→ **Written task**:
Give the data below again exactly as it stands. Omit the pictures.

■ ■ ■ ■ ■

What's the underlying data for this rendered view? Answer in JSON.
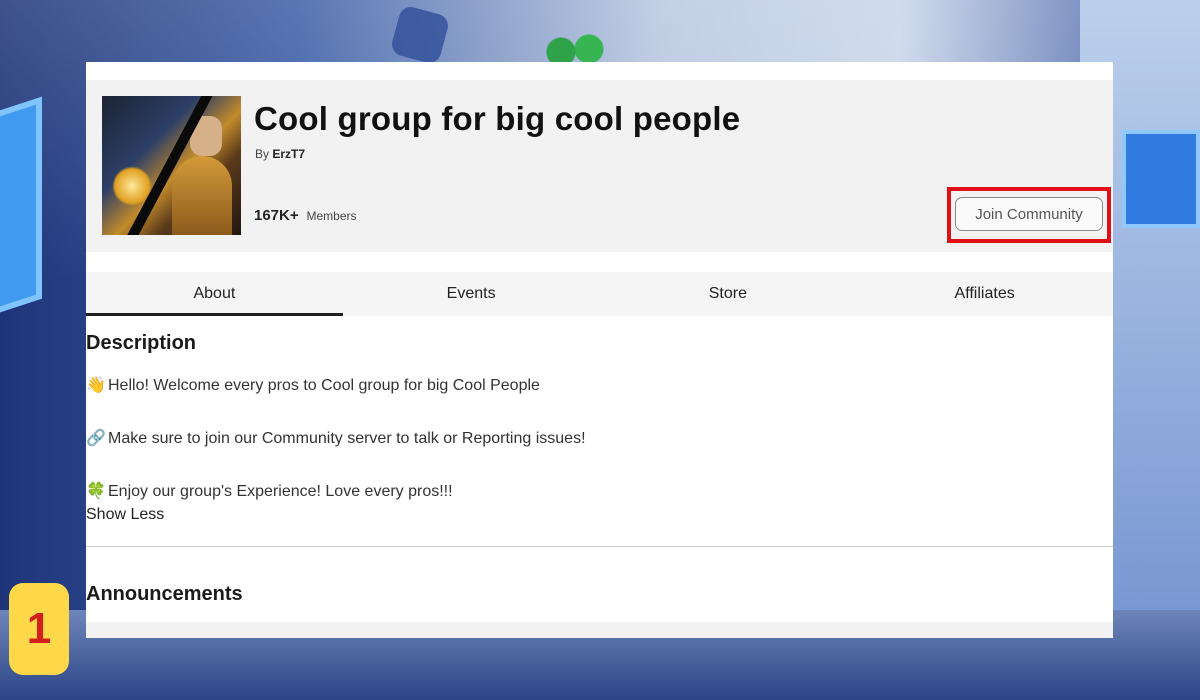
{
  "group": {
    "title": "Cool group for big cool people",
    "by_prefix": "By",
    "creator": "ErzT7",
    "member_count": "167K+",
    "members_label": "Members",
    "join_button": "Join Community"
  },
  "tabs": [
    {
      "label": "About",
      "active": true
    },
    {
      "label": "Events",
      "active": false
    },
    {
      "label": "Store",
      "active": false
    },
    {
      "label": "Affiliates",
      "active": false
    }
  ],
  "description": {
    "heading": "Description",
    "lines": [
      {
        "emoji": "👋",
        "text": "Hello! Welcome every pros to Cool group for big Cool People"
      },
      {
        "emoji": "🔗",
        "text": "Make sure to join our Community server to talk or Reporting issues!"
      },
      {
        "emoji": "🍀",
        "text": "Enjoy our group's Experience! Love every pros!!!"
      }
    ],
    "show_less": "Show Less"
  },
  "announcements": {
    "heading": "Announcements"
  },
  "step_badge": "1",
  "colors": {
    "highlight": "#e10f16",
    "badge_bg": "#ffd84a",
    "badge_text": "#d41f1f"
  }
}
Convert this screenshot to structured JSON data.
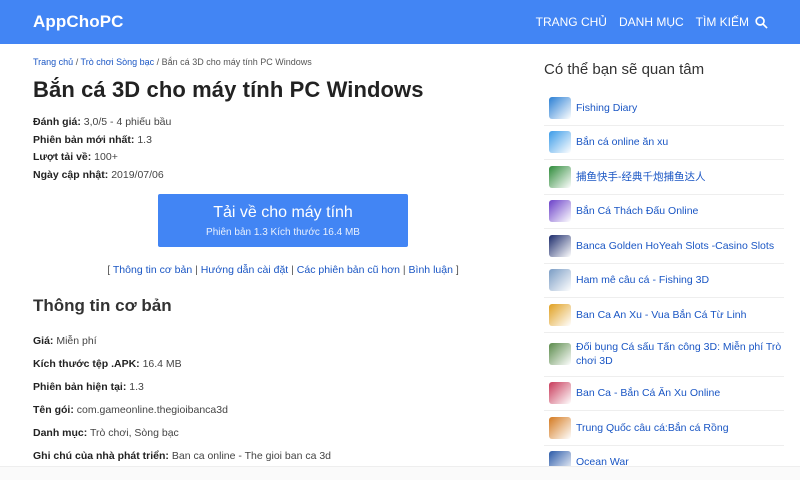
{
  "header": {
    "logo": "AppChoPC",
    "nav": [
      "TRANG CHỦ",
      "DANH MỤC",
      "TÌM KIẾM"
    ]
  },
  "breadcrumb": {
    "home": "Trang chủ",
    "category": "Trò chơi Sòng bạc",
    "current": "Bắn cá 3D cho máy tính PC Windows"
  },
  "page_title": "Bắn cá 3D cho máy tính PC Windows",
  "meta": {
    "rating_label": "Đánh giá:",
    "rating_value": "3,0/5 - 4 phiếu bầu",
    "version_label": "Phiên bản mới nhất:",
    "version_value": "1.3",
    "downloads_label": "Lượt tải về:",
    "downloads_value": "100+",
    "updated_label": "Ngày cập nhật:",
    "updated_value": "2019/07/06"
  },
  "download": {
    "main": "Tải về cho máy tính",
    "sub": "Phiên bản 1.3    Kích thước 16.4 MB"
  },
  "quicklinks": [
    "Thông tin cơ bản",
    "Hướng dẫn cài đặt",
    "Các phiên bản cũ hơn",
    "Bình luận"
  ],
  "section_title": "Thông tin cơ bản",
  "info": {
    "price_label": "Giá:",
    "price_value": "Miễn phí",
    "size_label": "Kích thước tệp .APK:",
    "size_value": "16.4 MB",
    "curver_label": "Phiên bản hiện tại:",
    "curver_value": "1.3",
    "pkg_label": "Tên gói:",
    "pkg_value": "com.gameonline.thegioibanca3d",
    "cat_label": "Danh mục:",
    "cat_value": "Trò chơi, Sòng bạc",
    "dev_label": "Ghi chú của nhà phát triển:",
    "dev_value": "Ban ca online - The gioi ban ca 3d"
  },
  "sidebar": {
    "title": "Có thể bạn sẽ quan tâm",
    "items": [
      {
        "label": "Fishing Diary",
        "color": "#2a7fd4"
      },
      {
        "label": "Bắn cá online ăn xu",
        "color": "#3a9be8"
      },
      {
        "label": "捕鱼快手-经典千炮捕鱼达人",
        "color": "#2e8b3a"
      },
      {
        "label": "Bắn Cá Thách Đấu Online",
        "color": "#6a3fc8"
      },
      {
        "label": "Banca Golden HoYeah Slots -Casino Slots",
        "color": "#1b2a6b"
      },
      {
        "label": "Ham mê câu cá - Fishing 3D",
        "color": "#7a9cc4"
      },
      {
        "label": "Ban Ca An Xu - Vua Bắn Cá Từ Linh",
        "color": "#e0a020"
      },
      {
        "label": "Đối bụng Cá sấu Tấn công 3D: Miễn phí Trò chơi 3D",
        "color": "#5a8a4a"
      },
      {
        "label": "Ban Ca - Bắn Cá Ăn Xu Online",
        "color": "#c83a5a"
      },
      {
        "label": "Trung Quốc câu cá:Bắn cá Rồng",
        "color": "#d47a20"
      },
      {
        "label": "Ocean War",
        "color": "#2a5aa8"
      }
    ]
  }
}
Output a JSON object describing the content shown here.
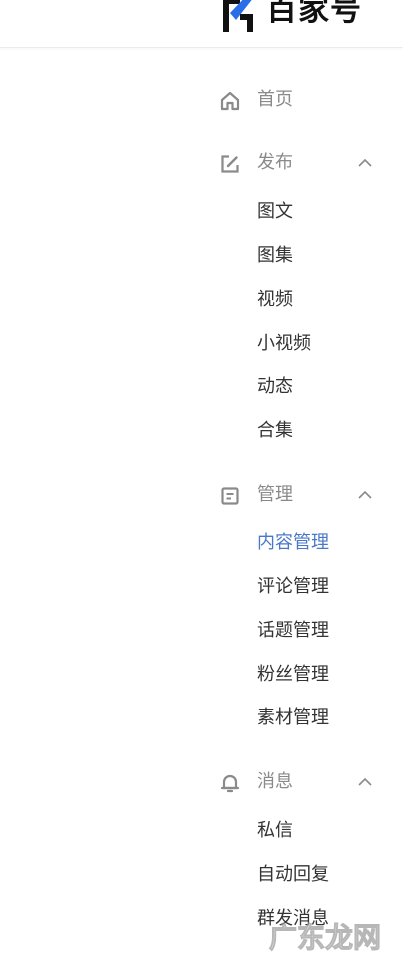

■ ■ ■ ■ ■

→ **Solution for this task**:
What's the underlying data for this rendered view? Answer in JSON.
{
  "group": {
    "title": "Cool group for big cool people",
    "by_prefix": "By",
    "creator": "ErzT7",
    "member_count": "167K+",
    "members_label": "Members",
    "join_button": "Join Community"
  },
  "tabs": [
    {
      "label": "About",
      "active": true
    },
    {
      "label": "Events",
      "active": false
    },
    {
      "label": "Store",
      "active": false
    },
    {
      "label": "Affiliates",
      "active": false
    }
  ],
  "description": {
    "heading": "Description",
    "lines": [
      {
        "emoji": "👋",
        "text": "Hello! Welcome every pros to Cool group for big Cool People"
      },
      {
        "emoji": "🔗",
        "text": "Make sure to join our Community server to talk or Reporting issues!"
      },
      {
        "emoji": "🍀",
        "text": "Enjoy our group's Experience! Love every pros!!!"
      }
    ],
    "show_less": "Show Less"
  },
  "announcements": {
    "heading": "Announcements"
  },
  "step_badge": "1",
  "colors": {
    "highlight": "#e10f16",
    "badge_bg": "#ffd84a",
    "badge_text": "#d41f1f"
  }
}
Convert this screenshot to structured JSON data.
{
  "header": {
    "logo": "AppChoPC",
    "nav": [
      "TRANG CHỦ",
      "DANH MỤC",
      "TÌM KIẾM"
    ]
  },
  "breadcrumb": {
    "home": "Trang chủ",
    "category": "Trò chơi Sòng bạc",
    "current": "Bắn cá 3D cho máy tính PC Windows"
  },
  "page_title": "Bắn cá 3D cho máy tính PC Windows",
  "meta": {
    "rating_label": "Đánh giá:",
    "rating_value": "3,0/5 - 4 phiếu bầu",
    "version_label": "Phiên bản mới nhất:",
    "version_value": "1.3",
    "downloads_label": "Lượt tải về:",
    "downloads_value": "100+",
    "updated_label": "Ngày cập nhật:",
    "updated_value": "2019/07/06"
  },
  "download": {
    "main": "Tải về cho máy tính",
    "sub": "Phiên bản 1.3    Kích thước 16.4 MB"
  },
  "quicklinks": [
    "Thông tin cơ bản",
    "Hướng dẫn cài đặt",
    "Các phiên bản cũ hơn",
    "Bình luận"
  ],
  "section_title": "Thông tin cơ bản",
  "info": {
    "price_label": "Giá:",
    "price_value": "Miễn phí",
    "size_label": "Kích thước tệp .APK:",
    "size_value": "16.4 MB",
    "curver_label": "Phiên bản hiện tại:",
    "curver_value": "1.3",
    "pkg_label": "Tên gói:",
    "pkg_value": "com.gameonline.thegioibanca3d",
    "cat_label": "Danh mục:",
    "cat_value": "Trò chơi, Sòng bạc",
    "dev_label": "Ghi chú của nhà phát triển:",
    "dev_value": "Ban ca online - The gioi ban ca 3d"
  },
  "sidebar": {
    "title": "Có thể bạn sẽ quan tâm",
    "items": [
      {
        "label": "Fishing Diary",
        "color": "#2a7fd4"
      },
      {
        "label": "Bắn cá online ăn xu",
        "color": "#3a9be8"
      },
      {
        "label": "捕鱼快手-经典千炮捕鱼达人",
        "color": "#2e8b3a"
      },
      {
        "label": "Bắn Cá Thách Đấu Online",
        "color": "#6a3fc8"
      },
      {
        "label": "Banca Golden HoYeah Slots -Casino Slots",
        "color": "#1b2a6b"
      },
      {
        "label": "Ham mê câu cá - Fishing 3D",
        "color": "#7a9cc4"
      },
      {
        "label": "Ban Ca An Xu - Vua Bắn Cá Từ Linh",
        "color": "#e0a020"
      },
      {
        "label": "Đối bụng Cá sấu Tấn công 3D: Miễn phí Trò chơi 3D",
        "color": "#5a8a4a"
      },
      {
        "label": "Ban Ca - Bắn Cá Ăn Xu Online",
        "color": "#c83a5a"
      },
      {
        "label": "Trung Quốc câu cá:Bắn cá Rồng",
        "color": "#d47a20"
      },
      {
        "label": "Ocean War",
        "color": "#2a5aa8"
      }
    ]
  }
}
Output a JSON object describing the content shown here.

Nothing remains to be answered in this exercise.